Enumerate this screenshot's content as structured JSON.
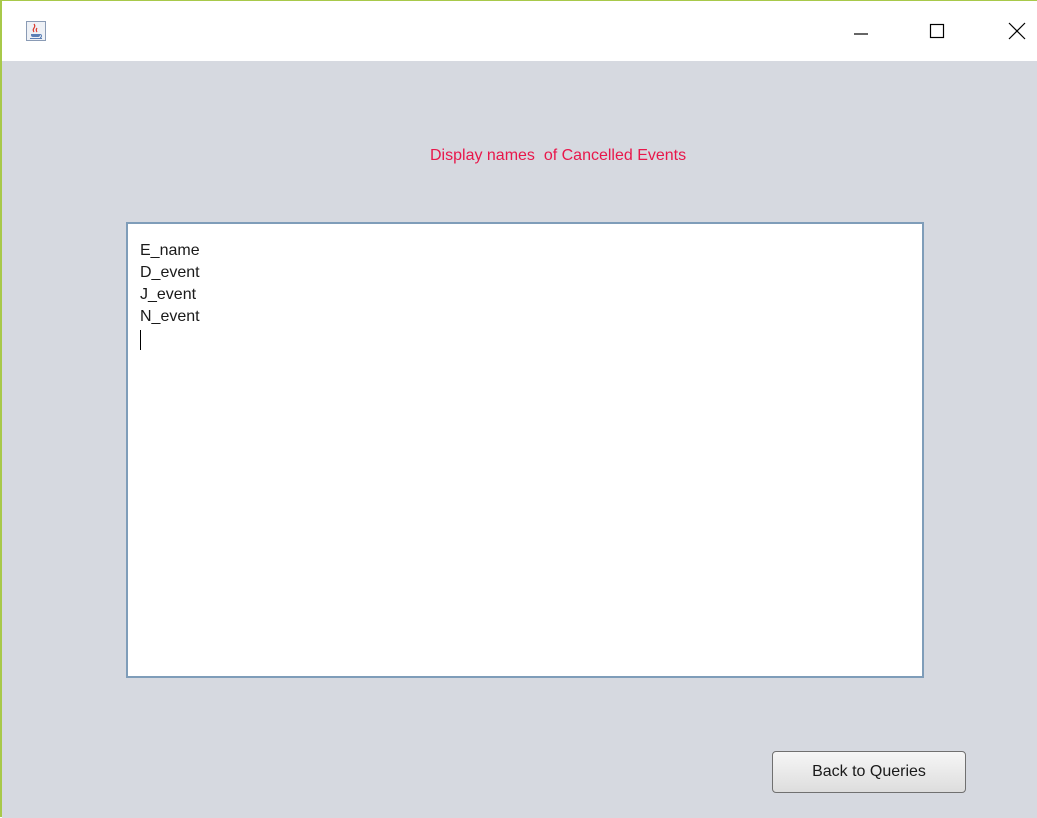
{
  "window": {
    "app_icon": "java-coffee-cup-icon",
    "controls": {
      "minimize_icon": "minimize-icon",
      "maximize_icon": "maximize-icon",
      "close_icon": "close-icon"
    }
  },
  "main": {
    "heading": "Display names  of Cancelled Events",
    "heading_color": "#e8174b",
    "results": {
      "lines": [
        "E_name",
        "D_event",
        "J_event",
        "N_event"
      ]
    },
    "back_button_label": "Back to Queries"
  }
}
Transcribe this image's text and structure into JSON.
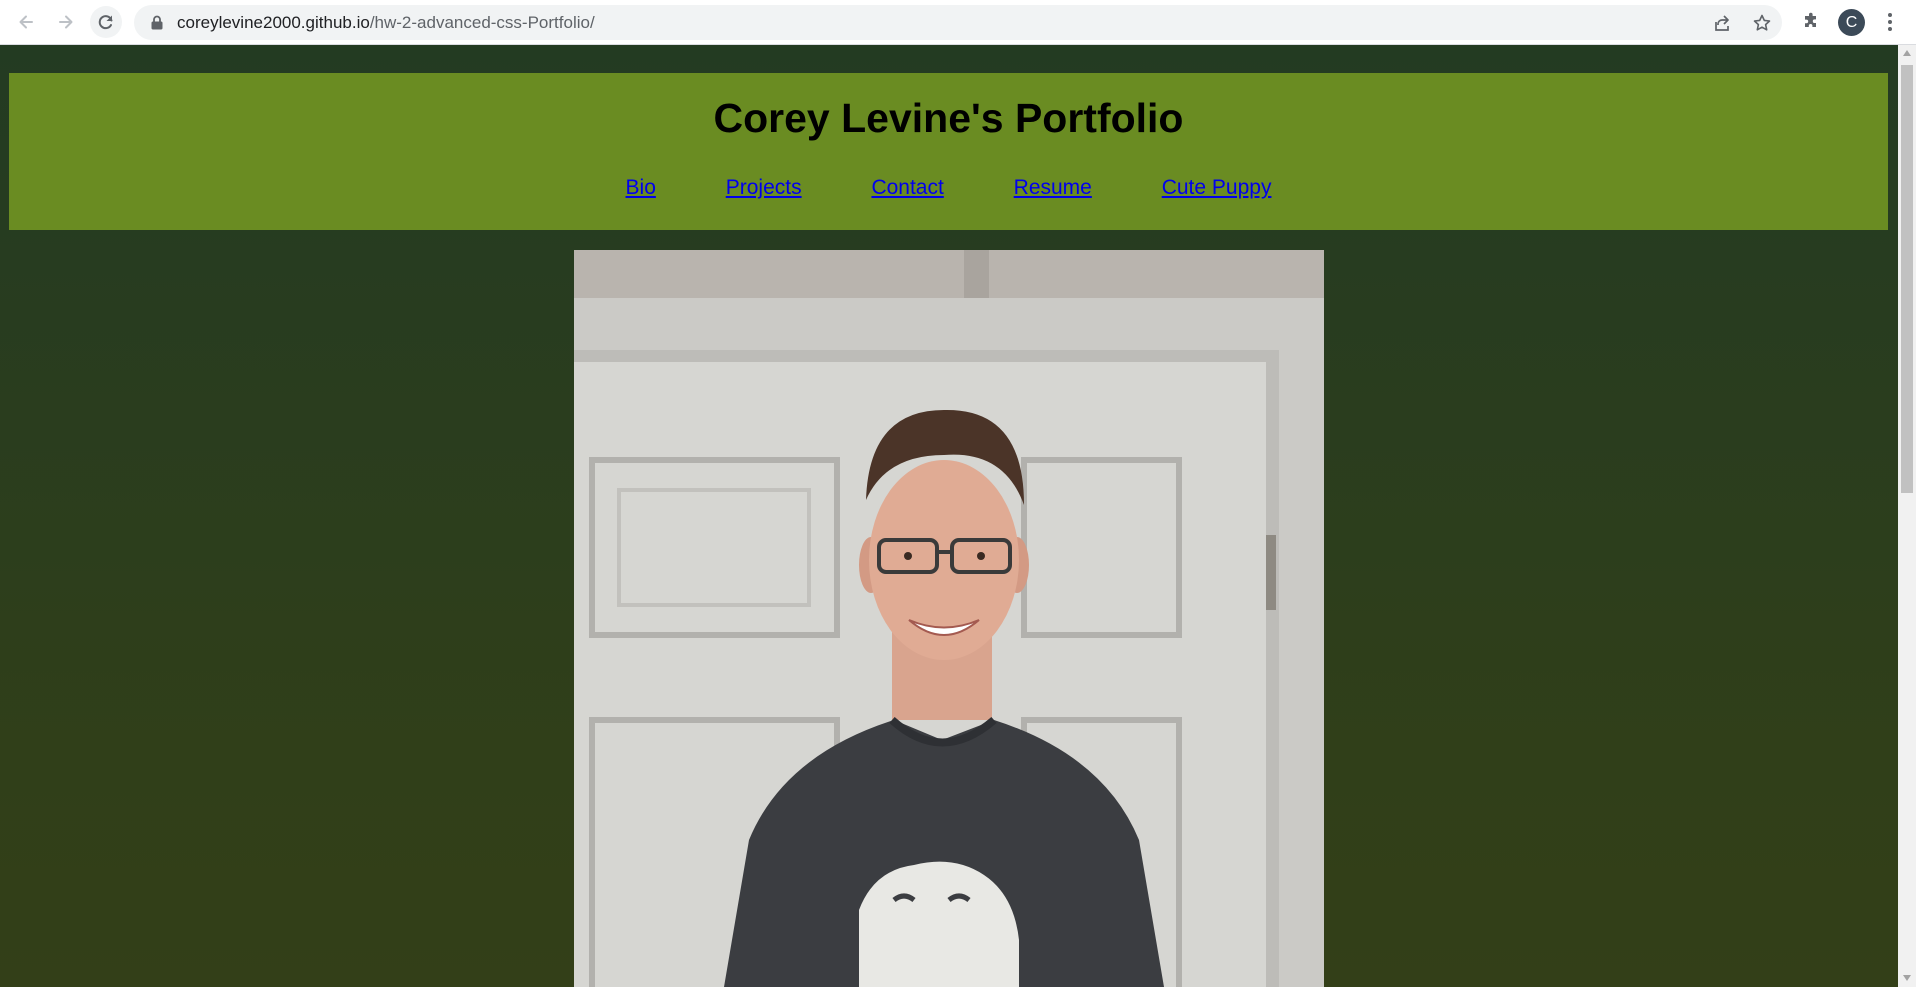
{
  "browser": {
    "url_host": "coreylevine2000.github.io",
    "url_path": "/hw-2-advanced-css-Portfolio/",
    "profile_initial": "C",
    "icons": [
      "back-arrow-icon",
      "forward-arrow-icon",
      "reload-icon",
      "lock-icon",
      "share-icon",
      "star-icon",
      "extensions-icon",
      "kebab-menu-icon"
    ]
  },
  "page": {
    "title": "Corey Levine's Portfolio",
    "nav": [
      {
        "label": "Bio"
      },
      {
        "label": "Projects"
      },
      {
        "label": "Contact"
      },
      {
        "label": "Resume"
      },
      {
        "label": "Cute Puppy"
      }
    ],
    "colors": {
      "header_band": "#6a8c22",
      "background_top": "#233b22",
      "background_bottom": "#333f18",
      "link": "#0000ee"
    }
  }
}
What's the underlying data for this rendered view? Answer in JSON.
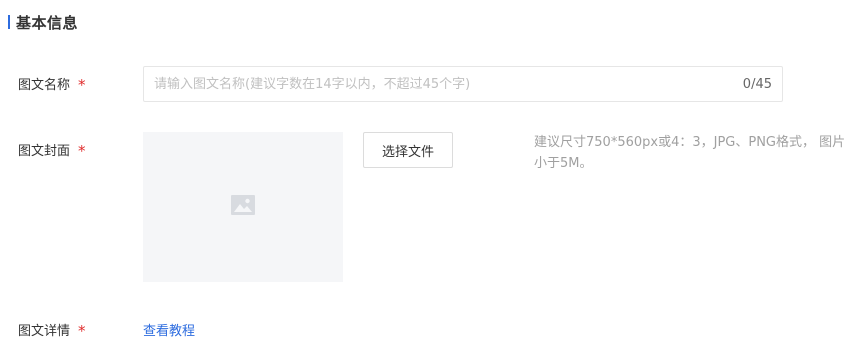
{
  "section": {
    "title": "基本信息"
  },
  "colors": {
    "accent": "#2d6cdf",
    "required": "#e02d2d",
    "placeholder": "#c0c0c0",
    "hint": "#a0a0a0",
    "cover_bg": "#f5f6f8"
  },
  "fields": {
    "title": {
      "label": "图文名称",
      "required_mark": "*",
      "placeholder": "请输入图文名称(建议字数在14字以内，不超过45个字)",
      "value": "",
      "counter": "0/45"
    },
    "cover": {
      "label": "图文封面",
      "required_mark": "*",
      "placeholder_icon": "image-icon",
      "button_label": "选择文件",
      "hint": "建议尺寸750*560px或4：3，JPG、PNG格式， 图片小于5M。"
    },
    "detail": {
      "label": "图文详情",
      "required_mark": "*",
      "link_text": "查看教程"
    }
  }
}
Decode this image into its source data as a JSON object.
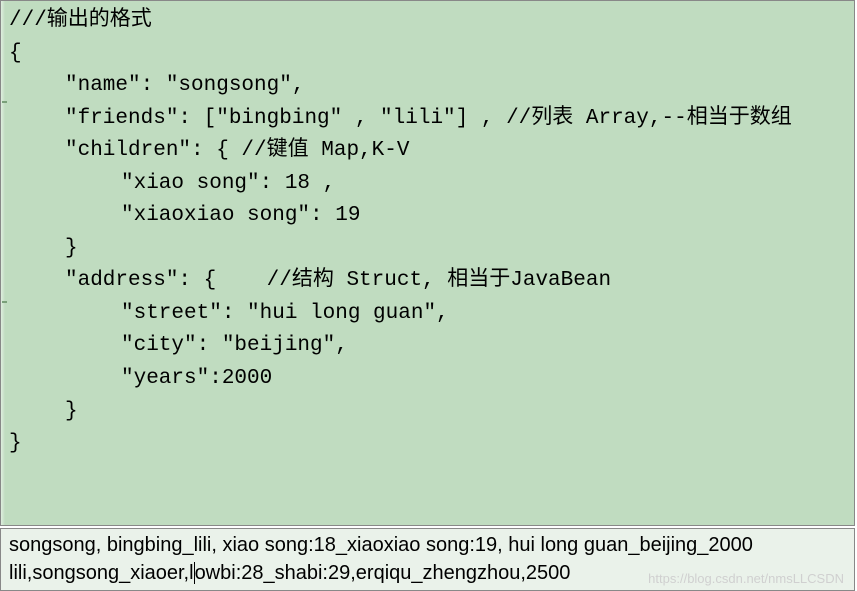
{
  "code": {
    "l1": "///输出的格式",
    "l2": "{",
    "l3": "\"name\": \"songsong\",",
    "l4": "\"friends\": [\"bingbing\" , \"lili\"] , //列表 Array,--相当于数组",
    "l5": "",
    "l6": "\"children\": { //键值 Map,K-V",
    "l7": "\"xiao song\": 18 ,",
    "l8": "\"xiaoxiao song\": 19",
    "l9": "}",
    "l10": "",
    "l11": "\"address\": {    //结构 Struct, 相当于JavaBean",
    "l12": "\"street\": \"hui long guan\",",
    "l13": "\"city\": \"beijing\",",
    "l14": "\"years\":2000",
    "l15": "}",
    "l16": "}"
  },
  "bottom": {
    "line1": "songsong, bingbing_lili, xiao song:18_xiaoxiao song:19, hui long guan_beijing_2000",
    "line2a": "lili,songsong_xiaoer,l",
    "line2b": "owbi:28_shabi:29,erqiqu_zhengzhou,2500"
  },
  "watermark": "https://blog.csdn.net/nmsLLCSDN"
}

····················

#### PROBLEM TO WORK ON:
Which lines of the data above contain "hint"? Copy each one.

#### REPLY:
    "hint": "#a0a0a0",
      "hint": "建议尺寸750*560px或4：3，JPG、PNG格式， 图片小于5M。"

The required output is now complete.